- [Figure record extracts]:
--------------------

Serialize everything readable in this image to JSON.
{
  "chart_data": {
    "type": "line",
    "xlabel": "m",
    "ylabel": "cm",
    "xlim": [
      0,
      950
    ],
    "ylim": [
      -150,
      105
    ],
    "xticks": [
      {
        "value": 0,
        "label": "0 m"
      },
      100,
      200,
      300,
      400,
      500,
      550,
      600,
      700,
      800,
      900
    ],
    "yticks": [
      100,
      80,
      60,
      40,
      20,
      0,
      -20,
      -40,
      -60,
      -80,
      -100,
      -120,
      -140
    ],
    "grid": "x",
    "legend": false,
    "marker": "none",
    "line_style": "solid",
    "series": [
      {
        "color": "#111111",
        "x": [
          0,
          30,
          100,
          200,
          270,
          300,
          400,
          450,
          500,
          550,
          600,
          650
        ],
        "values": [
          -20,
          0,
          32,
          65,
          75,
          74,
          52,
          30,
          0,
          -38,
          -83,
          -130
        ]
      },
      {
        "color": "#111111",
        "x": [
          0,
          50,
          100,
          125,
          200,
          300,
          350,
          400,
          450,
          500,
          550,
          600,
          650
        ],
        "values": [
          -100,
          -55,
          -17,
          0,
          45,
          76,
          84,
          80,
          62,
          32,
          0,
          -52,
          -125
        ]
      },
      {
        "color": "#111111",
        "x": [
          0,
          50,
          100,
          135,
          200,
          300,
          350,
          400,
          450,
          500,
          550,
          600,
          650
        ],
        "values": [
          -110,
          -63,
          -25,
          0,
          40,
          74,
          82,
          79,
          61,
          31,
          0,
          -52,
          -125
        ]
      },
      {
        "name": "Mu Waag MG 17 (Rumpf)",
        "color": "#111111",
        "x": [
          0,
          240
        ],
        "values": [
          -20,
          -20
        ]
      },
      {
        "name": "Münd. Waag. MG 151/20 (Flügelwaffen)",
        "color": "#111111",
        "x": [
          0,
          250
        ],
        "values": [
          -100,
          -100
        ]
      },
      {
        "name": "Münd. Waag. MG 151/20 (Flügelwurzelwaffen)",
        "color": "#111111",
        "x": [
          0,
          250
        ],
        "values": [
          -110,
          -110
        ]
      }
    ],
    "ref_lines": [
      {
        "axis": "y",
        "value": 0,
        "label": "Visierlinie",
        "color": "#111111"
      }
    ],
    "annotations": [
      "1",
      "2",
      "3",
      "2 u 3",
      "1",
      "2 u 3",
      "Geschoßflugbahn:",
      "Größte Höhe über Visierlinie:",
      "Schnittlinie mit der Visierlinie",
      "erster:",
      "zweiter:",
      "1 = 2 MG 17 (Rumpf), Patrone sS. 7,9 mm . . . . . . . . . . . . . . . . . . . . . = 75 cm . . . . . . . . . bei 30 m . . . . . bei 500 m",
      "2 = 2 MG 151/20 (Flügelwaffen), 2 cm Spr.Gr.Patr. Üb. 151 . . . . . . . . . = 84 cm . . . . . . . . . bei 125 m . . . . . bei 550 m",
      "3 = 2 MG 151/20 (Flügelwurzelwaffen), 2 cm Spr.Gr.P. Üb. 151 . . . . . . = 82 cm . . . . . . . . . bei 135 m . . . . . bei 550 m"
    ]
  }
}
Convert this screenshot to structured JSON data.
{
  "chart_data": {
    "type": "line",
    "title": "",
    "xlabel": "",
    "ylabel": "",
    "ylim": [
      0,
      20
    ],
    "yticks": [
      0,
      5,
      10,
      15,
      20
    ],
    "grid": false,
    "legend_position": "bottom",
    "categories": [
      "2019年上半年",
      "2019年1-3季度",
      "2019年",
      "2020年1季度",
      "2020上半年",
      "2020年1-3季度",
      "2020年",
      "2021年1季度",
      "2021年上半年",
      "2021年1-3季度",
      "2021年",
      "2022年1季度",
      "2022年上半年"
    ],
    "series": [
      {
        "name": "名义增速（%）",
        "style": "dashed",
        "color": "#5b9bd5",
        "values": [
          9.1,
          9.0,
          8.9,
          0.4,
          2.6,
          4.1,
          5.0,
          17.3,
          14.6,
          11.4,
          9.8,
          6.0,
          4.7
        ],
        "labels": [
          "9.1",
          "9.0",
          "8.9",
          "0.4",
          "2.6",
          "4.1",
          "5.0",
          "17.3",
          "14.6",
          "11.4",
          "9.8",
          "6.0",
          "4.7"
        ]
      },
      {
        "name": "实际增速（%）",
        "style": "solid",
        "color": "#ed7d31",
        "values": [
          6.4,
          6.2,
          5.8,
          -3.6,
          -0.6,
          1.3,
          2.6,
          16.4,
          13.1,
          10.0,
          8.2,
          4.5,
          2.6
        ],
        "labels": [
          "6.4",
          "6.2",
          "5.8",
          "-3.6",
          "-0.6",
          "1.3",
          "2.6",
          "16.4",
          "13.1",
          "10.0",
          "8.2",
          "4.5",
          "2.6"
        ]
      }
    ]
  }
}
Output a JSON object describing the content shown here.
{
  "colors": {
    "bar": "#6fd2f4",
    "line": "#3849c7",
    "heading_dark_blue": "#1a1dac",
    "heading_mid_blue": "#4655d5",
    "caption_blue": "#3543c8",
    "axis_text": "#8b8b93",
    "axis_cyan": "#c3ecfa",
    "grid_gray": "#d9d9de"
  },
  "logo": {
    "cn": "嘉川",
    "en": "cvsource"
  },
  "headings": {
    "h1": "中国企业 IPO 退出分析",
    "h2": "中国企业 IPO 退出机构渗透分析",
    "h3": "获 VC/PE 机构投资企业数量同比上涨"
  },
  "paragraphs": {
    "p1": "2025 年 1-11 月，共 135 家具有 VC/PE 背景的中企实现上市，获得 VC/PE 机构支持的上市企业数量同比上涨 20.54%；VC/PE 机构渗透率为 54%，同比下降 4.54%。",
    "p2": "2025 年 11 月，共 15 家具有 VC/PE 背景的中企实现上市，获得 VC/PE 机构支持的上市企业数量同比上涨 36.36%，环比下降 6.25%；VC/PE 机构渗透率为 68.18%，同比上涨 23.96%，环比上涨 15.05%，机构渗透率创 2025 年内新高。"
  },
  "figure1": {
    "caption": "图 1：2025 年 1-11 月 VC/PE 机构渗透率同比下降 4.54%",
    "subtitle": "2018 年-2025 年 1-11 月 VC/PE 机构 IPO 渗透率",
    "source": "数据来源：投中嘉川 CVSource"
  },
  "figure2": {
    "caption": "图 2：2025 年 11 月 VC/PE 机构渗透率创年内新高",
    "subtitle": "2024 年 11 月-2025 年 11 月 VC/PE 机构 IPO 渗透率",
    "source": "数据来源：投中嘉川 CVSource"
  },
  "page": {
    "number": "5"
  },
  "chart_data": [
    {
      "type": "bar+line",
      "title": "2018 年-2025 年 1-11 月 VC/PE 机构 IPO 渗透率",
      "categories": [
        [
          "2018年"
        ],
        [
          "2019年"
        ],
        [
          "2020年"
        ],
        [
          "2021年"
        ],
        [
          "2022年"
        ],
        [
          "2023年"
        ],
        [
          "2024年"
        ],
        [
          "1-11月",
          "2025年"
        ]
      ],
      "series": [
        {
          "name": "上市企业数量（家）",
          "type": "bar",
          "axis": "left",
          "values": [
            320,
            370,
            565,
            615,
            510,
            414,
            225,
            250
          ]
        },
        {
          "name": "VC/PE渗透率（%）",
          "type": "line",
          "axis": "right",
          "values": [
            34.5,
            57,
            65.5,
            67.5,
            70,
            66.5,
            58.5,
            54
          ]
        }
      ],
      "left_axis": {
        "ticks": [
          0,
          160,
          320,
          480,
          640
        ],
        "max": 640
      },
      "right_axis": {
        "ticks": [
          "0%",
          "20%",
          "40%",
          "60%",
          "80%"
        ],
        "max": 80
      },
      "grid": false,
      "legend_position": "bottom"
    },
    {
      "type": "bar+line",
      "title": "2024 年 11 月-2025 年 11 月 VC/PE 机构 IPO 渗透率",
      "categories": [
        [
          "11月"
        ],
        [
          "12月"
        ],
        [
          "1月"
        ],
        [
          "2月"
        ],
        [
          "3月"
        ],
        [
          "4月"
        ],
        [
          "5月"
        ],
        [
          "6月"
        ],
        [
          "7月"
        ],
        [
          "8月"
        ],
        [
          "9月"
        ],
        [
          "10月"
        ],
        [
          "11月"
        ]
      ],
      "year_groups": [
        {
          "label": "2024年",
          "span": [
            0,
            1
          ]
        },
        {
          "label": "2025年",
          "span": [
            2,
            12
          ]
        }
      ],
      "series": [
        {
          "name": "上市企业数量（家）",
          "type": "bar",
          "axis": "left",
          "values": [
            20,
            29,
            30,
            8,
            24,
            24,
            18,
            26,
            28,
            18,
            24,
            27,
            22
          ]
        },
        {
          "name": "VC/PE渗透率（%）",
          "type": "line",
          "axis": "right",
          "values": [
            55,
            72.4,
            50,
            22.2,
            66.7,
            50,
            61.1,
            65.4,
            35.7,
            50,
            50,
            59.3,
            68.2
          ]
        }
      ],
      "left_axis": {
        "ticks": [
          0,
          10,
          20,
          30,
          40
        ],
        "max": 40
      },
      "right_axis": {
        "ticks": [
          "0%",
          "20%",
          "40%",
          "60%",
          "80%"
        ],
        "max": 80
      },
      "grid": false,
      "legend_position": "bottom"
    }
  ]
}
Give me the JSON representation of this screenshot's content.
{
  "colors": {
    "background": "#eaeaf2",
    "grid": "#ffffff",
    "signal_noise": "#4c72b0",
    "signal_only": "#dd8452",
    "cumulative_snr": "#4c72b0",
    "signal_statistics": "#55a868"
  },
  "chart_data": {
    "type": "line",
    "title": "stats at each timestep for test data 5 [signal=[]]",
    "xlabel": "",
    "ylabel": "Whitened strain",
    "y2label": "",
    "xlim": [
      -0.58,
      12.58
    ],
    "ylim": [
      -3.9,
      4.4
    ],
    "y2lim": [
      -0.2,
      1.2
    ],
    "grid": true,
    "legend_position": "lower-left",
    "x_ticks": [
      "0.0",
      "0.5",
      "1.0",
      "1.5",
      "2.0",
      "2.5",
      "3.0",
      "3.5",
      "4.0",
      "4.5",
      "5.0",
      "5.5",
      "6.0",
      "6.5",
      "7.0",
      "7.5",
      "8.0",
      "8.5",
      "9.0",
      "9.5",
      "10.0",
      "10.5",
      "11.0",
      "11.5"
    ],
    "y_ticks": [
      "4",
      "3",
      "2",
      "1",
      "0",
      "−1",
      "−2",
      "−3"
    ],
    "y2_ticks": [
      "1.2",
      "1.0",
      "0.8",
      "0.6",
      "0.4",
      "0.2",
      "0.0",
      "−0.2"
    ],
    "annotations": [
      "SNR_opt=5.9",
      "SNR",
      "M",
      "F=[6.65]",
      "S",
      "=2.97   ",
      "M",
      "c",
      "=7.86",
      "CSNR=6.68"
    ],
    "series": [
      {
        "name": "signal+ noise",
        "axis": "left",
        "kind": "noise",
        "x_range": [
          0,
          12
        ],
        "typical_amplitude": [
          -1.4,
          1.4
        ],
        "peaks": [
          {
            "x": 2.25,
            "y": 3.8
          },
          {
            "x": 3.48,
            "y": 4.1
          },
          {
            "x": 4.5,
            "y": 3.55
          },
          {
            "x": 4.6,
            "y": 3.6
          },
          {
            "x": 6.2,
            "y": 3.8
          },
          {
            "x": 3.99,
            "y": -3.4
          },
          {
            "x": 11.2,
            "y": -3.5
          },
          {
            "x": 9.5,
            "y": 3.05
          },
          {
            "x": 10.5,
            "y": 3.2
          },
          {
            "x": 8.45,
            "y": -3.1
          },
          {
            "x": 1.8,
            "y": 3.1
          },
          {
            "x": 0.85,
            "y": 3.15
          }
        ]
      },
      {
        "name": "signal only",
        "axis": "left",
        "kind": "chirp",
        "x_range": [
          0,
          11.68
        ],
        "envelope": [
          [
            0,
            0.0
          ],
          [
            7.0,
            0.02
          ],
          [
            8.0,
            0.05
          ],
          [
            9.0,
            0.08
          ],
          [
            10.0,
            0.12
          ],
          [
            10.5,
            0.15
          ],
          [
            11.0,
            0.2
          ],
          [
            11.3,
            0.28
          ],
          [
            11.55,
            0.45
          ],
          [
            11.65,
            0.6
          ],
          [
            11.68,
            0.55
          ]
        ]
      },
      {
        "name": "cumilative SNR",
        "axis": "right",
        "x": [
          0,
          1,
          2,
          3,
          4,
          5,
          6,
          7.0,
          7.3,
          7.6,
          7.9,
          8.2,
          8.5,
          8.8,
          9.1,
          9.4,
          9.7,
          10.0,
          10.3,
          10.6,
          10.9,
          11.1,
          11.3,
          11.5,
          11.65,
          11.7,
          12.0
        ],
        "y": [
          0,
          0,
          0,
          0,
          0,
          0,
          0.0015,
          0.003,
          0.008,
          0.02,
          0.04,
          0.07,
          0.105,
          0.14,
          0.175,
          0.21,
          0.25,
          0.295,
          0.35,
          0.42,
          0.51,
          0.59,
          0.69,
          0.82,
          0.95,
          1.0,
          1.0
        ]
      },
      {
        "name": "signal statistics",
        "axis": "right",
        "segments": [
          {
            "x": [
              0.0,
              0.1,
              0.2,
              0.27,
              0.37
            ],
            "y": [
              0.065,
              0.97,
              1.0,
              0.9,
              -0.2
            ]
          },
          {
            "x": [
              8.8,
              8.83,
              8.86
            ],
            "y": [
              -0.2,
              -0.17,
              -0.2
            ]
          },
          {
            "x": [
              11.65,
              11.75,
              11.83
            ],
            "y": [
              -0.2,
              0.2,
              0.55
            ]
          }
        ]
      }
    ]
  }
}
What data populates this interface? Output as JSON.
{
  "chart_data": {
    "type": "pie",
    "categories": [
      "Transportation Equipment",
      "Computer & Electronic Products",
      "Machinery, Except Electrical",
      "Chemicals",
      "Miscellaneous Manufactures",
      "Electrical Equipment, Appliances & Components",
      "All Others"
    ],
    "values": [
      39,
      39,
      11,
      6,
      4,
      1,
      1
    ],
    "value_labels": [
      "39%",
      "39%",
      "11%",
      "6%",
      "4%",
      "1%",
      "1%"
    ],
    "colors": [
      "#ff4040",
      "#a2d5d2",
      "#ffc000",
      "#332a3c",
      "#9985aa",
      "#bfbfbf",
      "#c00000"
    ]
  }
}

--------------------

Locate all lines that include the word "机构渗透率为" and copy them out.

    "p1": "2025 年 1-11 月，共 135 家具有 VC/PE 背景的中企实现上市，获得 VC/PE 机构支持的上市企业数量同比上涨 20.54%；VC/PE 机构渗透率为 54%，同比下降 4.54%。",
    "p2": "2025 年 11 月，共 15 家具有 VC/PE 背景的中企实现上市，获得 VC/PE 机构支持的上市企业数量同比上涨 36.36%，环比下降 6.25%；VC/PE 机构渗透率为 68.18%，同比上涨 23.96%，环比上涨 15.05%，机构渗透率创 2025 年内新高。"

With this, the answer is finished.